START

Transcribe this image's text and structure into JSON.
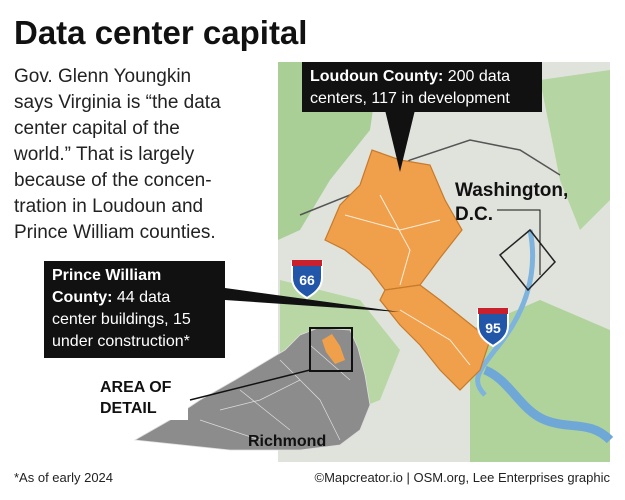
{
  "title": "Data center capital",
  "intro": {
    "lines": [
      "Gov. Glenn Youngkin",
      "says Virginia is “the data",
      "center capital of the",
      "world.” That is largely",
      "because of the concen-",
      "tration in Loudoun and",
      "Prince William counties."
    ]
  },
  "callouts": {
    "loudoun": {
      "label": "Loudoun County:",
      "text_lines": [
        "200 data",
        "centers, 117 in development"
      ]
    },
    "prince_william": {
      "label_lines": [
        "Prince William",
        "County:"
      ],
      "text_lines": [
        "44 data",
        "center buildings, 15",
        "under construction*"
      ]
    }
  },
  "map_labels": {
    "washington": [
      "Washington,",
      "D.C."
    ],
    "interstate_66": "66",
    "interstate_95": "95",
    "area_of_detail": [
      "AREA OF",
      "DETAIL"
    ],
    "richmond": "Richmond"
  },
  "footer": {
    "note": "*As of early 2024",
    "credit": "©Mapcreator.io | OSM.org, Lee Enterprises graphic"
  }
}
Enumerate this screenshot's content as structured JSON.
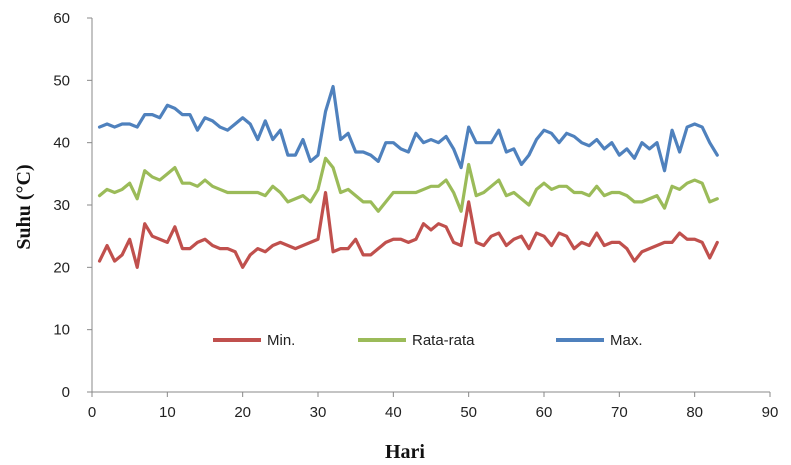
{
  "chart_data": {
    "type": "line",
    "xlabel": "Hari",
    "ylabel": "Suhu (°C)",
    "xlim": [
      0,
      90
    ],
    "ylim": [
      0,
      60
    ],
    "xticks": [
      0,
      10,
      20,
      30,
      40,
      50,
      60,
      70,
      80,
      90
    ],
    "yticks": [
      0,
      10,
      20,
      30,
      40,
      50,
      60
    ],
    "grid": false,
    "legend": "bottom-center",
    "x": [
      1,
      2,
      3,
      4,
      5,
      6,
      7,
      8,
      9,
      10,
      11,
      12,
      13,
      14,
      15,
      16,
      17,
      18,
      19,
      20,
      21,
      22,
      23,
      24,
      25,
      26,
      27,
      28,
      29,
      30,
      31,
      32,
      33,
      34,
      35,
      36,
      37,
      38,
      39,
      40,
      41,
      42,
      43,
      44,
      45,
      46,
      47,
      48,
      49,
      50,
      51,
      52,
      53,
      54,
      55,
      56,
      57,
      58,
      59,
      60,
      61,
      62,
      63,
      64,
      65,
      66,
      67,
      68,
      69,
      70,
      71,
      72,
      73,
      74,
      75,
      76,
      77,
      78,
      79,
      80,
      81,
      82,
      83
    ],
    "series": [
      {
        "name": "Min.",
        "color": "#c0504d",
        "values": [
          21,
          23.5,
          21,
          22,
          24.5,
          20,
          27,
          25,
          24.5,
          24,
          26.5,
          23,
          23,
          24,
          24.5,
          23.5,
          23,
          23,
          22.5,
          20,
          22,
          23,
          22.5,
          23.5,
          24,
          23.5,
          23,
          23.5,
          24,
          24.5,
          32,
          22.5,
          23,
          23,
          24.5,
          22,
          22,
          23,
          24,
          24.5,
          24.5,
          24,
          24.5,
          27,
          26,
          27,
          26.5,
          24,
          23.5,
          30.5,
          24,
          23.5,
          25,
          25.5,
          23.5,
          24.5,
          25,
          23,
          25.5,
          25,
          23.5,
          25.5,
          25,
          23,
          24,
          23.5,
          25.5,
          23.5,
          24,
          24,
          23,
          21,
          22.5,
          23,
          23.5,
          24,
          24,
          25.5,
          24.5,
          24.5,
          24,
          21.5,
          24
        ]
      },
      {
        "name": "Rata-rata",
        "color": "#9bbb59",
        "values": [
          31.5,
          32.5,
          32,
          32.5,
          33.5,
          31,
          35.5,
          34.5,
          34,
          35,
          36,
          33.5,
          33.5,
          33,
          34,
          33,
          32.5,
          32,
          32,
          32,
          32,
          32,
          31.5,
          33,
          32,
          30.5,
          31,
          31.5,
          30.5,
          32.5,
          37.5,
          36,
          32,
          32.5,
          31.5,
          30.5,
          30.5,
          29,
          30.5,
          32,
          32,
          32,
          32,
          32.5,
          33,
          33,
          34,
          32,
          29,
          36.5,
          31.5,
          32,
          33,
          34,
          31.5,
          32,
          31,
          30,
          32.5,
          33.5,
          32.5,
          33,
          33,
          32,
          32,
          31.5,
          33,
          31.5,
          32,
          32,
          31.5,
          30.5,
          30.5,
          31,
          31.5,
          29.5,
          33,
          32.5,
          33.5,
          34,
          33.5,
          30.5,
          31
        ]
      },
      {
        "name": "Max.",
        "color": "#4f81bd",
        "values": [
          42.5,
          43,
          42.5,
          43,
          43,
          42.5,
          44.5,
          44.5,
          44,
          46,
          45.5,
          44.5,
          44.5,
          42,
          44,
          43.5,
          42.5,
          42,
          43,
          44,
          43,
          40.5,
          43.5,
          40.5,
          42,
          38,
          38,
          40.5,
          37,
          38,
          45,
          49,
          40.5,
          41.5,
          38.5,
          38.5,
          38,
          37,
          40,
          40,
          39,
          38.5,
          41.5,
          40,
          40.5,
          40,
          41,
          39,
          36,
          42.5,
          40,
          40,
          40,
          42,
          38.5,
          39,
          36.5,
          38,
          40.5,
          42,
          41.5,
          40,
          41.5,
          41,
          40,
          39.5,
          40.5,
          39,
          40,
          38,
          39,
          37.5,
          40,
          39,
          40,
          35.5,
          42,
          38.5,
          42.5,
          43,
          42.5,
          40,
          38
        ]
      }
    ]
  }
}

END
START

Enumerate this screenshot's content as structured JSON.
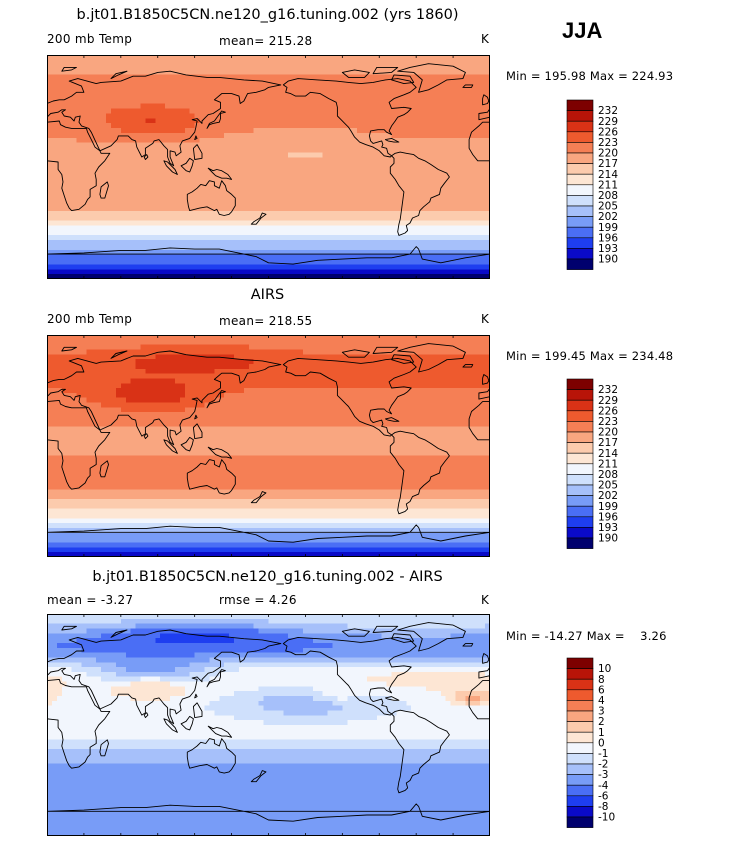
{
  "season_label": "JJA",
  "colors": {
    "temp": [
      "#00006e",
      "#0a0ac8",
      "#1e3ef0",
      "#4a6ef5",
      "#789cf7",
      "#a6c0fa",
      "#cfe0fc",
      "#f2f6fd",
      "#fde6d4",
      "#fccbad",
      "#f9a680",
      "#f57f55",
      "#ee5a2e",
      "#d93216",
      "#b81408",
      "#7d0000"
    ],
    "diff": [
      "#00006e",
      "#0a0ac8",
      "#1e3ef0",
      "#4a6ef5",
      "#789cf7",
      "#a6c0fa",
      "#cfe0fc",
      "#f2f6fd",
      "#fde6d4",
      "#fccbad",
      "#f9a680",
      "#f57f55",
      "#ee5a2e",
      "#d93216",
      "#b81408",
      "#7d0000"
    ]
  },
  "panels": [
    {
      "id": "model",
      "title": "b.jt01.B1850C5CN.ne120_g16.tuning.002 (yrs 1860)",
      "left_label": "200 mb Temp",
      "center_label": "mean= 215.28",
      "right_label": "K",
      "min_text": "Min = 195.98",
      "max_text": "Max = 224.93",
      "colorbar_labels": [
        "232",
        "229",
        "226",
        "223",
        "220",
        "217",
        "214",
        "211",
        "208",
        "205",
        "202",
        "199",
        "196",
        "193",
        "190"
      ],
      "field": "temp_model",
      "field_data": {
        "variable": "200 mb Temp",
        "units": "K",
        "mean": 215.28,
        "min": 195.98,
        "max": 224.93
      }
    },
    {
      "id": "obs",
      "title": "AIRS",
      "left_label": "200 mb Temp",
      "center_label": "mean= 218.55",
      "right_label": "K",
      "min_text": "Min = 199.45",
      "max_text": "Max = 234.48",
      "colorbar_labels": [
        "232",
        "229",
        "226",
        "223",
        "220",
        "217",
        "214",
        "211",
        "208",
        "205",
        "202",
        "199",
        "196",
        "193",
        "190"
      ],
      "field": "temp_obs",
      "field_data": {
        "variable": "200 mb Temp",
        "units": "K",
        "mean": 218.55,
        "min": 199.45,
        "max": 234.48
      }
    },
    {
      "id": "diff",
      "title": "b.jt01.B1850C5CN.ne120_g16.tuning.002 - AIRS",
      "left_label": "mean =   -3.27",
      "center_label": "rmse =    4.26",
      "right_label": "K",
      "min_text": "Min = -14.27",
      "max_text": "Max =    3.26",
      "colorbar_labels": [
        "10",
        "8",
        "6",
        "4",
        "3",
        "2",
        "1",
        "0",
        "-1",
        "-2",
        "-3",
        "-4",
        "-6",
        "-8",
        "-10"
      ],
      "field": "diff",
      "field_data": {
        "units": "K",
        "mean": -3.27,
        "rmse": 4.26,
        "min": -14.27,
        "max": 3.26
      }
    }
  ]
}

END

▸ **JOB**: Look through the entries above for the word "mean". Copy every line where it shows up.

▸ **PROBLEM SOLUTION**:
      "center_label": "mean= 215.28",
        "mean": 215.28,
      "center_label": "mean= 218.55",
        "mean": 218.55,
      "left_label": "mean =   -3.27",
        "mean": -3.27,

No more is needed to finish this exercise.